→ DATA RECORDS:
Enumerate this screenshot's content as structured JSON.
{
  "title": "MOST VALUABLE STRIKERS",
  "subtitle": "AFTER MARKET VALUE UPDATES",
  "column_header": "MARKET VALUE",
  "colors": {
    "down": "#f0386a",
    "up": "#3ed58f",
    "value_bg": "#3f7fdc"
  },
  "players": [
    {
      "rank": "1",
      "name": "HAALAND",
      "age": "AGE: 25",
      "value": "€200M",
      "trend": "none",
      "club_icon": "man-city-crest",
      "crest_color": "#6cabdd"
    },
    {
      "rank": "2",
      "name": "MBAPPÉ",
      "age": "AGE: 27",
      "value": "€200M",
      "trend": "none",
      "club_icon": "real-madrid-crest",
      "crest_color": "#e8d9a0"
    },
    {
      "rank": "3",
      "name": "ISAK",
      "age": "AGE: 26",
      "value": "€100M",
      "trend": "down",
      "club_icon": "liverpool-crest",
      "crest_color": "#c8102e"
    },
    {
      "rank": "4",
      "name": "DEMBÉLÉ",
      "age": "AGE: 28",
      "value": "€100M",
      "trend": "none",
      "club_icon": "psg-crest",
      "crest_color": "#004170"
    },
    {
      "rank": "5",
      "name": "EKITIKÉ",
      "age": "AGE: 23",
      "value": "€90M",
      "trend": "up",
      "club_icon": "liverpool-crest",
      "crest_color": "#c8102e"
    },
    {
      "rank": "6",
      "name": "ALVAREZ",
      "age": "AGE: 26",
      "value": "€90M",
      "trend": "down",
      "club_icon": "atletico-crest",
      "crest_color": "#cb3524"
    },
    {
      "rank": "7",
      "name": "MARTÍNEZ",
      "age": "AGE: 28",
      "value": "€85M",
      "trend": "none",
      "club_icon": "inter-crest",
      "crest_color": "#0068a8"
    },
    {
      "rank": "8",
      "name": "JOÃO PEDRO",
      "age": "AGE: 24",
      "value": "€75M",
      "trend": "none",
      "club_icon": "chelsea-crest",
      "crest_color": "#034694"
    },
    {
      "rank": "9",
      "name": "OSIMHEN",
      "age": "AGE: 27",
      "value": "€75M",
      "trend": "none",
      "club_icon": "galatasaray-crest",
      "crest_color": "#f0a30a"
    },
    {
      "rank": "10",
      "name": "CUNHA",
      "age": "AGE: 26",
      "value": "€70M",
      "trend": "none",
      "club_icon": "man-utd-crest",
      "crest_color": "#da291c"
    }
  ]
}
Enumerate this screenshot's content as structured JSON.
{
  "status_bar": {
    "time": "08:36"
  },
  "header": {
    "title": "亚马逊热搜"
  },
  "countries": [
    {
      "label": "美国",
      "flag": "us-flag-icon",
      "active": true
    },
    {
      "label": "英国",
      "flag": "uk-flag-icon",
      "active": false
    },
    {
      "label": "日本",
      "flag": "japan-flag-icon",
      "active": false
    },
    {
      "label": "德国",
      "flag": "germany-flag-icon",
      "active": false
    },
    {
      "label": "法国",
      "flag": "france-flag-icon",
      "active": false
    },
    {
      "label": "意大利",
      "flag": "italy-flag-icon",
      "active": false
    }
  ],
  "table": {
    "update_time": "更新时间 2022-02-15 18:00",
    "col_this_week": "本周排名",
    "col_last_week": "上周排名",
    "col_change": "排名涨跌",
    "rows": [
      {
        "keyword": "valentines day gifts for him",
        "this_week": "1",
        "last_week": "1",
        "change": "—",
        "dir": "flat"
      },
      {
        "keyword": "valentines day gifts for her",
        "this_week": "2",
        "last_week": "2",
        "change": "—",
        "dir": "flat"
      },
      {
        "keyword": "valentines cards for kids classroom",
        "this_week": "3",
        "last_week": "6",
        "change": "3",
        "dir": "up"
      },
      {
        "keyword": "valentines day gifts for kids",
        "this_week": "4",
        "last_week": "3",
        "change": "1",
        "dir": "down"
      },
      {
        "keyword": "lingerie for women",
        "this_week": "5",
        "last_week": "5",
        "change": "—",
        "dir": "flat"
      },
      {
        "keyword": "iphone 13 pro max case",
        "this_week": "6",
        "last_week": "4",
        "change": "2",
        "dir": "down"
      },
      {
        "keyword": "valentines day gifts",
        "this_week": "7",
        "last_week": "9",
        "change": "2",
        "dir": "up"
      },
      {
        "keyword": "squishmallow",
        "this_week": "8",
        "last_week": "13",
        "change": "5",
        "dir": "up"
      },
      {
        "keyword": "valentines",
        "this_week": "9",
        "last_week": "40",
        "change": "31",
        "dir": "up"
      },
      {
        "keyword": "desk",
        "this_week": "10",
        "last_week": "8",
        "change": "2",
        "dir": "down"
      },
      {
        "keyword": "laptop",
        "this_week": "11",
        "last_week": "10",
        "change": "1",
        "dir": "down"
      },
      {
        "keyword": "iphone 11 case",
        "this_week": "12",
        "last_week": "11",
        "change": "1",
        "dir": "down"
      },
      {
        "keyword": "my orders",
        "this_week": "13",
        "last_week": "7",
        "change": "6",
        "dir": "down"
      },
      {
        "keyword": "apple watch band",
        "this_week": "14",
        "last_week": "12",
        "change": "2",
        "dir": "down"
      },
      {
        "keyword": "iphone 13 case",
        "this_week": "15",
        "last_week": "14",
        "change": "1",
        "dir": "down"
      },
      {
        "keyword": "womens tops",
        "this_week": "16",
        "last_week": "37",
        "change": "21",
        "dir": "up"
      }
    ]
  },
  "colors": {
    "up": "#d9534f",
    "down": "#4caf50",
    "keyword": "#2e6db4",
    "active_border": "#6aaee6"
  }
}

→ TASK DESCRIPTION:
Pull out the lines above in which the word "kids" appears.

→ WRITTEN REPLY:
        "keyword": "valentines cards for kids classroom",
        "keyword": "valentines day gifts for kids",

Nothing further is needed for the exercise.